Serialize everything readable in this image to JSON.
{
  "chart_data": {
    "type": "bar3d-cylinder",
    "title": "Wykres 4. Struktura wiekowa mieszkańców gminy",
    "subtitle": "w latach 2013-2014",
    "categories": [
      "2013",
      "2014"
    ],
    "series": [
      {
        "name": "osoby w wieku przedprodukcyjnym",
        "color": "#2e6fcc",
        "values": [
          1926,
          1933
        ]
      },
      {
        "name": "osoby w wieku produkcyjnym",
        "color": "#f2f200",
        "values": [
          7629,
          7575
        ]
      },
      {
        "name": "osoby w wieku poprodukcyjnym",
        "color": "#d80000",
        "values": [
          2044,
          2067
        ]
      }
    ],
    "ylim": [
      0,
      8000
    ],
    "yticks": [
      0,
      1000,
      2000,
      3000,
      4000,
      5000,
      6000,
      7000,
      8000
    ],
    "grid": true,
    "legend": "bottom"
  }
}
- - - - -
Objective:
Copy out every line in the listing where the word "color" appears.

Expected output:
        "color": "#2e6fcc",
        "color": "#f2f200",
        "color": "#d80000",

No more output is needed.